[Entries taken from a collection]

↓↓↓

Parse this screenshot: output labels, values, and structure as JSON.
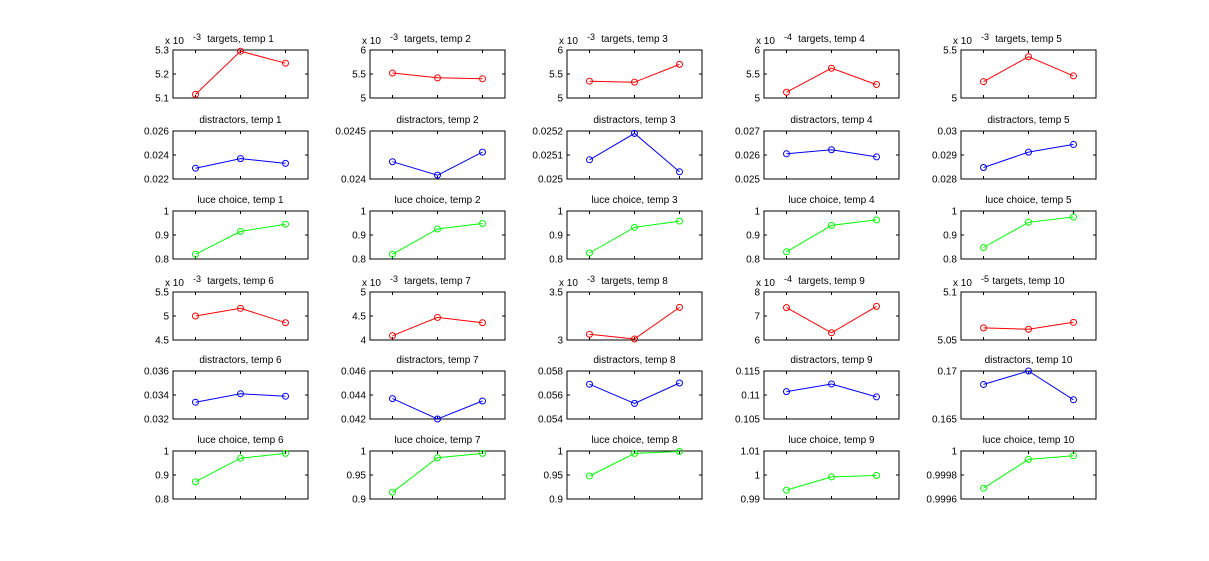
{
  "figure": {
    "background": "#ffffff",
    "axes_color": "#000000"
  },
  "colors": {
    "targets": "#ff0000",
    "distractors": "#0000ff",
    "luce": "#00ff00"
  },
  "chart_data": [
    {
      "type": "line",
      "title": "targets, temp 1",
      "x": [
        1,
        2,
        3
      ],
      "values": [
        5.115,
        5.295,
        5.245
      ],
      "color": "#ff0000",
      "ylim": [
        5.1,
        5.3
      ],
      "yticks": [
        "5.1",
        "5.2",
        "5.3"
      ],
      "ytick_values": [
        5.1,
        5.2,
        5.3
      ],
      "multiplier": "x 10",
      "multiplier_exp": "-3",
      "marker": "circle"
    },
    {
      "type": "line",
      "title": "targets, temp 2",
      "x": [
        1,
        2,
        3
      ],
      "values": [
        5.52,
        5.42,
        5.4
      ],
      "color": "#ff0000",
      "ylim": [
        5,
        6
      ],
      "yticks": [
        "5",
        "5.5",
        "6"
      ],
      "ytick_values": [
        5,
        5.5,
        6
      ],
      "multiplier": "x 10",
      "multiplier_exp": "-3",
      "marker": "circle"
    },
    {
      "type": "line",
      "title": "targets, temp 3",
      "x": [
        1,
        2,
        3
      ],
      "values": [
        5.35,
        5.33,
        5.7
      ],
      "color": "#ff0000",
      "ylim": [
        5,
        6
      ],
      "yticks": [
        "5",
        "5.5",
        "6"
      ],
      "ytick_values": [
        5,
        5.5,
        6
      ],
      "multiplier": "x 10",
      "multiplier_exp": "-3",
      "marker": "circle"
    },
    {
      "type": "line",
      "title": "targets, temp 4",
      "x": [
        1,
        2,
        3
      ],
      "values": [
        5.12,
        5.62,
        5.28
      ],
      "color": "#ff0000",
      "ylim": [
        5,
        6
      ],
      "yticks": [
        "5",
        "5.5",
        "6"
      ],
      "ytick_values": [
        5,
        5.5,
        6
      ],
      "multiplier": "x 10",
      "multiplier_exp": "-4",
      "marker": "circle"
    },
    {
      "type": "line",
      "title": "targets, temp 5",
      "x": [
        1,
        2,
        3
      ],
      "values": [
        5.17,
        5.43,
        5.23
      ],
      "color": "#ff0000",
      "ylim": [
        5,
        5.5
      ],
      "yticks": [
        "5",
        "5.5"
      ],
      "ytick_values": [
        5,
        5.5
      ],
      "multiplier": "x 10",
      "multiplier_exp": "-3",
      "marker": "circle"
    },
    {
      "type": "line",
      "title": "distractors, temp 1",
      "x": [
        1,
        2,
        3
      ],
      "values": [
        0.0229,
        0.0237,
        0.0233
      ],
      "color": "#0000ff",
      "ylim": [
        0.022,
        0.026
      ],
      "yticks": [
        "0.022",
        "0.024",
        "0.026"
      ],
      "ytick_values": [
        0.022,
        0.024,
        0.026
      ],
      "marker": "circle"
    },
    {
      "type": "line",
      "title": "distractors, temp 2",
      "x": [
        1,
        2,
        3
      ],
      "values": [
        0.02418,
        0.02404,
        0.02428
      ],
      "color": "#0000ff",
      "ylim": [
        0.024,
        0.0245
      ],
      "yticks": [
        "0.024",
        "0.0245"
      ],
      "ytick_values": [
        0.024,
        0.0245
      ],
      "marker": "circle"
    },
    {
      "type": "line",
      "title": "distractors, temp 3",
      "x": [
        1,
        2,
        3
      ],
      "values": [
        0.02508,
        0.02519,
        0.02503
      ],
      "color": "#0000ff",
      "ylim": [
        0.025,
        0.0252
      ],
      "yticks": [
        "0.025",
        "0.0251",
        "0.0252"
      ],
      "ytick_values": [
        0.025,
        0.0251,
        0.0252
      ],
      "marker": "circle"
    },
    {
      "type": "line",
      "title": "distractors, temp 4",
      "x": [
        1,
        2,
        3
      ],
      "values": [
        0.02605,
        0.02622,
        0.02592
      ],
      "color": "#0000ff",
      "ylim": [
        0.025,
        0.027
      ],
      "yticks": [
        "0.025",
        "0.026",
        "0.027"
      ],
      "ytick_values": [
        0.025,
        0.026,
        0.027
      ],
      "marker": "circle"
    },
    {
      "type": "line",
      "title": "distractors, temp 5",
      "x": [
        1,
        2,
        3
      ],
      "values": [
        0.02848,
        0.02912,
        0.02944
      ],
      "color": "#0000ff",
      "ylim": [
        0.028,
        0.03
      ],
      "yticks": [
        "0.028",
        "0.029",
        "0.03"
      ],
      "ytick_values": [
        0.028,
        0.029,
        0.03
      ],
      "marker": "circle"
    },
    {
      "type": "line",
      "title": "luce choice, temp 1",
      "x": [
        1,
        2,
        3
      ],
      "values": [
        0.82,
        0.915,
        0.945
      ],
      "color": "#00ff00",
      "ylim": [
        0.8,
        1
      ],
      "yticks": [
        "0.8",
        "0.9",
        "1"
      ],
      "ytick_values": [
        0.8,
        0.9,
        1
      ],
      "marker": "circle"
    },
    {
      "type": "line",
      "title": "luce choice, temp 2",
      "x": [
        1,
        2,
        3
      ],
      "values": [
        0.82,
        0.925,
        0.948
      ],
      "color": "#00ff00",
      "ylim": [
        0.8,
        1
      ],
      "yticks": [
        "0.8",
        "0.9",
        "1"
      ],
      "ytick_values": [
        0.8,
        0.9,
        1
      ],
      "marker": "circle"
    },
    {
      "type": "line",
      "title": "luce choice, temp 3",
      "x": [
        1,
        2,
        3
      ],
      "values": [
        0.825,
        0.932,
        0.958
      ],
      "color": "#00ff00",
      "ylim": [
        0.8,
        1
      ],
      "yticks": [
        "0.8",
        "0.9",
        "1"
      ],
      "ytick_values": [
        0.8,
        0.9,
        1
      ],
      "marker": "circle"
    },
    {
      "type": "line",
      "title": "luce choice, temp 4",
      "x": [
        1,
        2,
        3
      ],
      "values": [
        0.83,
        0.94,
        0.963
      ],
      "color": "#00ff00",
      "ylim": [
        0.8,
        1
      ],
      "yticks": [
        "0.8",
        "0.9",
        "1"
      ],
      "ytick_values": [
        0.8,
        0.9,
        1
      ],
      "marker": "circle"
    },
    {
      "type": "line",
      "title": "luce choice, temp 5",
      "x": [
        1,
        2,
        3
      ],
      "values": [
        0.848,
        0.953,
        0.975
      ],
      "color": "#00ff00",
      "ylim": [
        0.8,
        1
      ],
      "yticks": [
        "0.8",
        "0.9",
        "1"
      ],
      "ytick_values": [
        0.8,
        0.9,
        1
      ],
      "marker": "circle"
    },
    {
      "type": "line",
      "title": "targets, temp 6",
      "x": [
        1,
        2,
        3
      ],
      "values": [
        5.0,
        5.16,
        4.86
      ],
      "color": "#ff0000",
      "ylim": [
        4.5,
        5.5
      ],
      "yticks": [
        "4.5",
        "5",
        "5.5"
      ],
      "ytick_values": [
        4.5,
        5,
        5.5
      ],
      "multiplier": "x 10",
      "multiplier_exp": "-3",
      "marker": "circle"
    },
    {
      "type": "line",
      "title": "targets, temp 7",
      "x": [
        1,
        2,
        3
      ],
      "values": [
        4.09,
        4.47,
        4.36
      ],
      "color": "#ff0000",
      "ylim": [
        4,
        5
      ],
      "yticks": [
        "4",
        "4.5",
        "5"
      ],
      "ytick_values": [
        4,
        4.5,
        5
      ],
      "multiplier": "x 10",
      "multiplier_exp": "-3",
      "marker": "circle"
    },
    {
      "type": "line",
      "title": "targets, temp 8",
      "x": [
        1,
        2,
        3
      ],
      "values": [
        3.06,
        3.01,
        3.34
      ],
      "color": "#ff0000",
      "ylim": [
        3,
        3.5
      ],
      "yticks": [
        "3",
        "3.5"
      ],
      "ytick_values": [
        3,
        3.5
      ],
      "multiplier": "x 10",
      "multiplier_exp": "-3",
      "marker": "circle"
    },
    {
      "type": "line",
      "title": "targets, temp 9",
      "x": [
        1,
        2,
        3
      ],
      "values": [
        7.35,
        6.3,
        7.4
      ],
      "color": "#ff0000",
      "ylim": [
        6,
        8
      ],
      "yticks": [
        "6",
        "7",
        "8"
      ],
      "ytick_values": [
        6,
        7,
        8
      ],
      "multiplier": "x 10",
      "multiplier_exp": "-4",
      "marker": "circle"
    },
    {
      "type": "line",
      "title": "targets, temp 10",
      "x": [
        1,
        2,
        3
      ],
      "values": [
        5.0626,
        5.0612,
        5.0684
      ],
      "color": "#ff0000",
      "ylim": [
        5.05,
        5.1
      ],
      "yticks": [
        "5.05",
        "5.1"
      ],
      "ytick_values": [
        5.05,
        5.1
      ],
      "multiplier": "x 10",
      "multiplier_exp": "-5",
      "marker": "circle"
    },
    {
      "type": "line",
      "title": "distractors, temp 6",
      "x": [
        1,
        2,
        3
      ],
      "values": [
        0.0334,
        0.0341,
        0.0339
      ],
      "color": "#0000ff",
      "ylim": [
        0.032,
        0.036
      ],
      "yticks": [
        "0.032",
        "0.034",
        "0.036"
      ],
      "ytick_values": [
        0.032,
        0.034,
        0.036
      ],
      "marker": "circle"
    },
    {
      "type": "line",
      "title": "distractors, temp 7",
      "x": [
        1,
        2,
        3
      ],
      "values": [
        0.0437,
        0.042,
        0.0435
      ],
      "color": "#0000ff",
      "ylim": [
        0.042,
        0.046
      ],
      "yticks": [
        "0.042",
        "0.044",
        "0.046"
      ],
      "ytick_values": [
        0.042,
        0.044,
        0.046
      ],
      "marker": "circle"
    },
    {
      "type": "line",
      "title": "distractors, temp 8",
      "x": [
        1,
        2,
        3
      ],
      "values": [
        0.0569,
        0.0553,
        0.057
      ],
      "color": "#0000ff",
      "ylim": [
        0.054,
        0.058
      ],
      "yticks": [
        "0.054",
        "0.056",
        "0.058"
      ],
      "ytick_values": [
        0.054,
        0.056,
        0.058
      ],
      "marker": "circle"
    },
    {
      "type": "line",
      "title": "distractors, temp 9",
      "x": [
        1,
        2,
        3
      ],
      "values": [
        0.1107,
        0.1123,
        0.1096
      ],
      "color": "#0000ff",
      "ylim": [
        0.105,
        0.115
      ],
      "yticks": [
        "0.105",
        "0.11",
        "0.115"
      ],
      "ytick_values": [
        0.105,
        0.11,
        0.115
      ],
      "marker": "circle"
    },
    {
      "type": "line",
      "title": "distractors, temp 10",
      "x": [
        1,
        2,
        3
      ],
      "values": [
        0.1686,
        0.17,
        0.167
      ],
      "color": "#0000ff",
      "ylim": [
        0.165,
        0.17
      ],
      "yticks": [
        "0.165",
        "0.17"
      ],
      "ytick_values": [
        0.165,
        0.17
      ],
      "marker": "circle"
    },
    {
      "type": "line",
      "title": "luce choice, temp 6",
      "x": [
        1,
        2,
        3
      ],
      "values": [
        0.872,
        0.97,
        0.99
      ],
      "color": "#00ff00",
      "ylim": [
        0.8,
        1
      ],
      "yticks": [
        "0.8",
        "0.9",
        "1"
      ],
      "ytick_values": [
        0.8,
        0.9,
        1
      ],
      "marker": "circle"
    },
    {
      "type": "line",
      "title": "luce choice, temp 7",
      "x": [
        1,
        2,
        3
      ],
      "values": [
        0.914,
        0.986,
        0.995
      ],
      "color": "#00ff00",
      "ylim": [
        0.9,
        1
      ],
      "yticks": [
        "0.9",
        "0.95",
        "1"
      ],
      "ytick_values": [
        0.9,
        0.95,
        1
      ],
      "marker": "circle"
    },
    {
      "type": "line",
      "title": "luce choice, temp 8",
      "x": [
        1,
        2,
        3
      ],
      "values": [
        0.948,
        0.995,
        0.999
      ],
      "color": "#00ff00",
      "ylim": [
        0.9,
        1
      ],
      "yticks": [
        "0.9",
        "0.95",
        "1"
      ],
      "ytick_values": [
        0.9,
        0.95,
        1
      ],
      "marker": "circle"
    },
    {
      "type": "line",
      "title": "luce choice, temp 9",
      "x": [
        1,
        2,
        3
      ],
      "values": [
        0.9937,
        0.9992,
        0.9998
      ],
      "color": "#00ff00",
      "ylim": [
        0.99,
        1.01
      ],
      "yticks": [
        "0.99",
        "1",
        "1.01"
      ],
      "ytick_values": [
        0.99,
        1,
        1.01
      ],
      "marker": "circle"
    },
    {
      "type": "line",
      "title": "luce choice, temp 10",
      "x": [
        1,
        2,
        3
      ],
      "values": [
        0.99969,
        0.99993,
        0.99996
      ],
      "color": "#00ff00",
      "ylim": [
        0.9996,
        1
      ],
      "yticks": [
        "0.9996",
        "0.9998",
        "1"
      ],
      "ytick_values": [
        0.9996,
        0.9998,
        1
      ],
      "marker": "circle"
    }
  ]
}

↑↑↑

Extract lines where the string "targets" occurs.

• Response to the task
    "targets": "#ff0000",
      "title": "targets, temp 1",
      "title": "targets, temp 2",
      "title": "targets, temp 3",
      "title": "targets, temp 4",
      "title": "targets, temp 5",
      "title": "targets, temp 6",
      "title": "targets, temp 7",
      "title": "targets, temp 8",
      "title": "targets, temp 9",
      "title": "targets, temp 10",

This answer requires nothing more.